• **Written problem**
Reply with one number only: the count of lines below that contain the word "Lopez".

• **Records for processing**
================================
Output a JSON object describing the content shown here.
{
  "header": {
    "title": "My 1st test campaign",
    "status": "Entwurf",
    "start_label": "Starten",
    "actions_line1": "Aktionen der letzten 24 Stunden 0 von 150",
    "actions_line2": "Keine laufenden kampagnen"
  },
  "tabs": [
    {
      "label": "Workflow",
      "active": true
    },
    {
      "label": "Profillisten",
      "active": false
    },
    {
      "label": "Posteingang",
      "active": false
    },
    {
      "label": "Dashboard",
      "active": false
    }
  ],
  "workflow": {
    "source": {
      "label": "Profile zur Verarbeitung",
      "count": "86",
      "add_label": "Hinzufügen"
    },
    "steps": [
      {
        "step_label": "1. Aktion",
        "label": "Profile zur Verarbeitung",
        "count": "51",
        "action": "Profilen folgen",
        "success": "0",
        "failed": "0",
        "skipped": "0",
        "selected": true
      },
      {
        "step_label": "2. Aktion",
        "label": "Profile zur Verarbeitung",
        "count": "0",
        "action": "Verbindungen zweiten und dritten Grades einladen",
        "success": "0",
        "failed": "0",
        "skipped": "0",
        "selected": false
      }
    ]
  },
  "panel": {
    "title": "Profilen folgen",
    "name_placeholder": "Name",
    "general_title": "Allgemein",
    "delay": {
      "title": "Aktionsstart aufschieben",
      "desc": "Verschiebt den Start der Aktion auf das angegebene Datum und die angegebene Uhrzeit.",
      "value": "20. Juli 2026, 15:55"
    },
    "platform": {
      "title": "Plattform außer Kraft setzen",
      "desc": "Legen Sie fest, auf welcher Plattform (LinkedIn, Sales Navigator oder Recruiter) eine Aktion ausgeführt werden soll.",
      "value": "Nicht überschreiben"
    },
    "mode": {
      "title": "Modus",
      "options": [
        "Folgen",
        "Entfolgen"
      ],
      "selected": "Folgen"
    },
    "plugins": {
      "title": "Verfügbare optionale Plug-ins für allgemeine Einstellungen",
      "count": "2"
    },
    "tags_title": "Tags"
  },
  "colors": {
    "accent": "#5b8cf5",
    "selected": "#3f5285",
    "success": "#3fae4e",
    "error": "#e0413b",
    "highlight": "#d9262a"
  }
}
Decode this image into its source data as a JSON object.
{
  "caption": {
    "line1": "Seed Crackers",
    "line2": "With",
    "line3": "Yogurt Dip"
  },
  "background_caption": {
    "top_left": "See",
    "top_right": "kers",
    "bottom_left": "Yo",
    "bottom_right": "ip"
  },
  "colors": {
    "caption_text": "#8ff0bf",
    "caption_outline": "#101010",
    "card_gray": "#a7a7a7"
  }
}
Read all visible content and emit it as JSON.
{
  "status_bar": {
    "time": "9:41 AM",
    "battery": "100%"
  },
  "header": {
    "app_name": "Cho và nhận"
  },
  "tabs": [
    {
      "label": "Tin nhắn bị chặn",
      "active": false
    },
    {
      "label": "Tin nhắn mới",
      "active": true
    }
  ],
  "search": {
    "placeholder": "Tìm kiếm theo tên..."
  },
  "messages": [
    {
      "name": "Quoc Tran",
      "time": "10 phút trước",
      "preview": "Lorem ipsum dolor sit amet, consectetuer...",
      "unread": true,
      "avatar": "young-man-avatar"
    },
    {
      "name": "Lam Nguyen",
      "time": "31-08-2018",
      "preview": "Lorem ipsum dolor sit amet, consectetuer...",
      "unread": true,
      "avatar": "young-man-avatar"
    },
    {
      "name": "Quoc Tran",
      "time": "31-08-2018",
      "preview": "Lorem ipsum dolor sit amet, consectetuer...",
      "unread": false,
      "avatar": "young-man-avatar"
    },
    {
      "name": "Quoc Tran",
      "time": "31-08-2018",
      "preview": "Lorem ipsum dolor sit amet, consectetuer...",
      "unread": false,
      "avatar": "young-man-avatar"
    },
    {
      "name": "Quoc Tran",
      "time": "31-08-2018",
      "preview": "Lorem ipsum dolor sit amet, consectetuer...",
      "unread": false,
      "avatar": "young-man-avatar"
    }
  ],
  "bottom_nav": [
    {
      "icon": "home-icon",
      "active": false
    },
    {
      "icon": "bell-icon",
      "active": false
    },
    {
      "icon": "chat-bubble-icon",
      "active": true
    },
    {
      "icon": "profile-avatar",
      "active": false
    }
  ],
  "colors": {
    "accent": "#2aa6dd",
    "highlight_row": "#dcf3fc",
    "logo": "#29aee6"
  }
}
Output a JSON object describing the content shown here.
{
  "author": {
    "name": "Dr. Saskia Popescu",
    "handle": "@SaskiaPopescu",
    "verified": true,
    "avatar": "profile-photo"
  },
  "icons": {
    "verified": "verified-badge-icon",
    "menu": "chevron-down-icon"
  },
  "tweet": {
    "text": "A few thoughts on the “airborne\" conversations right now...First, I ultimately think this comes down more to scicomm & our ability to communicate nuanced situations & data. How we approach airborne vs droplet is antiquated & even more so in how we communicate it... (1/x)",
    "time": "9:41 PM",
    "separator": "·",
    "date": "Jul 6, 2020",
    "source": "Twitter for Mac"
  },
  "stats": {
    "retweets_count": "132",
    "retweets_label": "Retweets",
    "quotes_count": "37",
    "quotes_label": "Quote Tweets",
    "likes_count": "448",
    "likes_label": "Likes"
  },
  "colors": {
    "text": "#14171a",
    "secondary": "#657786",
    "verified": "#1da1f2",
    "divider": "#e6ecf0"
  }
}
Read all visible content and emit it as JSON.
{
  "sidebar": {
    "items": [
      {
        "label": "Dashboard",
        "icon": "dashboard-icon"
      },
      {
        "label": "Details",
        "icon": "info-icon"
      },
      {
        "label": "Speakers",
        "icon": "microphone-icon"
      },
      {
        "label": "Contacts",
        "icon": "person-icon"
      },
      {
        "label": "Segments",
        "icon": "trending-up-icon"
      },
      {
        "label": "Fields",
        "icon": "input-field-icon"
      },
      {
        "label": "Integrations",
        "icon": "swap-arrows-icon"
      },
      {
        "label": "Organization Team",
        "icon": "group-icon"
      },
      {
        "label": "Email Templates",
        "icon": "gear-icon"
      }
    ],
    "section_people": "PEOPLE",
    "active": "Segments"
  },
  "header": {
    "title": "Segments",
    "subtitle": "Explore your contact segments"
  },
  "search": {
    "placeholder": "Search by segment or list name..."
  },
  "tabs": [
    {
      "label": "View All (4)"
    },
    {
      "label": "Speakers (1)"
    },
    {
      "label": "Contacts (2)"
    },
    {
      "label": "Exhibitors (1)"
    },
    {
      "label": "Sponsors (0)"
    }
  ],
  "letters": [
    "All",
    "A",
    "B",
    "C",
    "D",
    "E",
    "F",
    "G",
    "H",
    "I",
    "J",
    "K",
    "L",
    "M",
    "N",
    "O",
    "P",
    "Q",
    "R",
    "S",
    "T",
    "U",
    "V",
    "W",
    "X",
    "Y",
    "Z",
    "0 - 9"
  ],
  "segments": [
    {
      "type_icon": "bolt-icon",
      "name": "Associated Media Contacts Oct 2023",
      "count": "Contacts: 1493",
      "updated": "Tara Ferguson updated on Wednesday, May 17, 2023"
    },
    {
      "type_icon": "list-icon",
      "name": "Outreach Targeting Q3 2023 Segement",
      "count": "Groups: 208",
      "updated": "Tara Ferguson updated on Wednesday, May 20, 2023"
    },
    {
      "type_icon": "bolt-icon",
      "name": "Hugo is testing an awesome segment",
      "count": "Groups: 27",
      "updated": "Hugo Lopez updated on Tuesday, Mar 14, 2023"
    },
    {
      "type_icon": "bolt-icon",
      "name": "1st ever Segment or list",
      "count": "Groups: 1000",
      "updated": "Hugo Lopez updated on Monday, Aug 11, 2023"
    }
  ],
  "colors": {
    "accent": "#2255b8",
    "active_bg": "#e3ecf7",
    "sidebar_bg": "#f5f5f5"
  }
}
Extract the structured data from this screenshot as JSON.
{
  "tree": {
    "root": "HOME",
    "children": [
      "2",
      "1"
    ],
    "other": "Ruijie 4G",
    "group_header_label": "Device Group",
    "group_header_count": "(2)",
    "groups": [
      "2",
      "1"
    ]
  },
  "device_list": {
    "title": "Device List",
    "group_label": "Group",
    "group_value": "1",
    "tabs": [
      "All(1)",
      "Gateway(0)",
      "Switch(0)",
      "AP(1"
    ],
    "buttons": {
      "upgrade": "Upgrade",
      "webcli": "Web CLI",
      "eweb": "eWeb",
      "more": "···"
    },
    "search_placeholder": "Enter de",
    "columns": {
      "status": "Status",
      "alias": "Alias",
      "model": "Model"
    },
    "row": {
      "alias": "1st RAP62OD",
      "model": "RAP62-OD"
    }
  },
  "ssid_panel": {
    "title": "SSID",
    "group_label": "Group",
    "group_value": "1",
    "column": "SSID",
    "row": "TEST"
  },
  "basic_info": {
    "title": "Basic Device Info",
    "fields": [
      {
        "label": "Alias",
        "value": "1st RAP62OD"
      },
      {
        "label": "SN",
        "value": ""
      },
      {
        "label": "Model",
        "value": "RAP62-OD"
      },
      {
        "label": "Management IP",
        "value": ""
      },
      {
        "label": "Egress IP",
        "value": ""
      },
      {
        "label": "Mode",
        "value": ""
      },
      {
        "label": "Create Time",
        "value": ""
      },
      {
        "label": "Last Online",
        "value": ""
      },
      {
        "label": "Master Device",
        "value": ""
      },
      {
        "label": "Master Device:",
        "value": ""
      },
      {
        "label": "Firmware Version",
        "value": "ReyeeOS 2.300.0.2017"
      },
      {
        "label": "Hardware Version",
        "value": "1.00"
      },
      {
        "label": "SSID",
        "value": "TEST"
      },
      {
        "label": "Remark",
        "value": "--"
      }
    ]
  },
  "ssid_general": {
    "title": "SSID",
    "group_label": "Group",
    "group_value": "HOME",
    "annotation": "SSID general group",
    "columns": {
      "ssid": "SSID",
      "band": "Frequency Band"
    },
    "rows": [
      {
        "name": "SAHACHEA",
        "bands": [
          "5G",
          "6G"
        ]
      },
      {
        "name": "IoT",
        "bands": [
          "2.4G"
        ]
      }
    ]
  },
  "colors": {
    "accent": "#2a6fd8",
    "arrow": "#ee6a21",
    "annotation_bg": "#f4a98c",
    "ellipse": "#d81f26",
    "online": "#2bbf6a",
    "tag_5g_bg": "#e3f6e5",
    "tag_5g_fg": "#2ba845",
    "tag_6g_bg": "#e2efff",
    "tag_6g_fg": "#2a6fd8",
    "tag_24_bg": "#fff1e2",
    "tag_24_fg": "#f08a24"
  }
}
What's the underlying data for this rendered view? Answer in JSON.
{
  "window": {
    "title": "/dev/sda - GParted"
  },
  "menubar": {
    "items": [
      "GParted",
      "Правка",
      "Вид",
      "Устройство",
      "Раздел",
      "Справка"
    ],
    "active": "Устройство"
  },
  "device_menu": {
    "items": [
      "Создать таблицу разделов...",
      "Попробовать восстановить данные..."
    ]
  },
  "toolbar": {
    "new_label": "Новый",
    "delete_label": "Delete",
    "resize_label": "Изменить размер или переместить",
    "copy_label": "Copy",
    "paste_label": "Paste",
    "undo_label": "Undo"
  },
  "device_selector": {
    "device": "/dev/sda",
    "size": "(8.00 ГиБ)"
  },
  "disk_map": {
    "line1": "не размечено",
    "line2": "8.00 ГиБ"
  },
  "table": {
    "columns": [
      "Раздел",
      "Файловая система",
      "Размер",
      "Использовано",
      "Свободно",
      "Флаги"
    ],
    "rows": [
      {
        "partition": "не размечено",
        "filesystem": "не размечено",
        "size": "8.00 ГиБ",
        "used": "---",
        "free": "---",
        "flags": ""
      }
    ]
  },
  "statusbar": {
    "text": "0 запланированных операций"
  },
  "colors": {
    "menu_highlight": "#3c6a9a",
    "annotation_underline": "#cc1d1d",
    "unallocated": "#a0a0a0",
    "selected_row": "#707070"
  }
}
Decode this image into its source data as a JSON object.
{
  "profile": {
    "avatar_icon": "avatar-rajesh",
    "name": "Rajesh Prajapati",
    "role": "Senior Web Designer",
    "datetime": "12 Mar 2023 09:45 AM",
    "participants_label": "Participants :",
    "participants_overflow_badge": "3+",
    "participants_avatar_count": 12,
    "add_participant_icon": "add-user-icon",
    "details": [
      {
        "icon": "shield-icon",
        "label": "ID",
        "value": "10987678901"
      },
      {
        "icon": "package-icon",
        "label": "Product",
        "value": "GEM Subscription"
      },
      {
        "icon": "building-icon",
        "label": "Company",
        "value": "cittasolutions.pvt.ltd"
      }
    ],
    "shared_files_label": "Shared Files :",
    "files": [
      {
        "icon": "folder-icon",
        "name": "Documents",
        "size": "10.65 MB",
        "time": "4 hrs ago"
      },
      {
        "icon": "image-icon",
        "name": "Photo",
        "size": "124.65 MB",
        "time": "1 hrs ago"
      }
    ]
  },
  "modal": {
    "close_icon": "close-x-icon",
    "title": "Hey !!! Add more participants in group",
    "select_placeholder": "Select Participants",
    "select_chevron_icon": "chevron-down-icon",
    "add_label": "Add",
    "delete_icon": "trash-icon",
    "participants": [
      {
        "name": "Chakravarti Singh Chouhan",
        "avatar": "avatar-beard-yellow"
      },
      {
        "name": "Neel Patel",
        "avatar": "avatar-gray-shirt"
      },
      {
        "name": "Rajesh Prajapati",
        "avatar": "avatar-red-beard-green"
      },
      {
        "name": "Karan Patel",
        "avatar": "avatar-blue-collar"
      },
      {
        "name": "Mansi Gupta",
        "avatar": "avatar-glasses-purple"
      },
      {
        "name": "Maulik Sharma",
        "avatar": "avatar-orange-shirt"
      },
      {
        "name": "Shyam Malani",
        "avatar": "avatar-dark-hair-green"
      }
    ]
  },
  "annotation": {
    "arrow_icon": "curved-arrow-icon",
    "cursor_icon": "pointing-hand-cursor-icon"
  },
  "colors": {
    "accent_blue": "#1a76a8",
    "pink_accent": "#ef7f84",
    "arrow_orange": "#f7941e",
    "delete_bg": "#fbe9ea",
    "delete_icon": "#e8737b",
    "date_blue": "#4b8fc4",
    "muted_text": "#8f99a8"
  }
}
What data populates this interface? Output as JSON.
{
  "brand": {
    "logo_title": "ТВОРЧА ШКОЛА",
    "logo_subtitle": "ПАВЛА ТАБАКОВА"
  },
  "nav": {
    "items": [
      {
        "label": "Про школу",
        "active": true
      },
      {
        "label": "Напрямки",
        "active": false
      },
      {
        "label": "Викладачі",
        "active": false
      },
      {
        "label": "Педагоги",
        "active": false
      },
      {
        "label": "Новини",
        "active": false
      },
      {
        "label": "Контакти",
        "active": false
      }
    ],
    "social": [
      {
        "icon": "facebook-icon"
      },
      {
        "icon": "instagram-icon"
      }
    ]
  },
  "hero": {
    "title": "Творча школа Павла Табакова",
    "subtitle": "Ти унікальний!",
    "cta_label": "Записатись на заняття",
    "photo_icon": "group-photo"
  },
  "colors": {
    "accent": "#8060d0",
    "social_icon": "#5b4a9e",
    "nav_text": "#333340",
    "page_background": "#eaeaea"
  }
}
================================
• **Problem solution**
2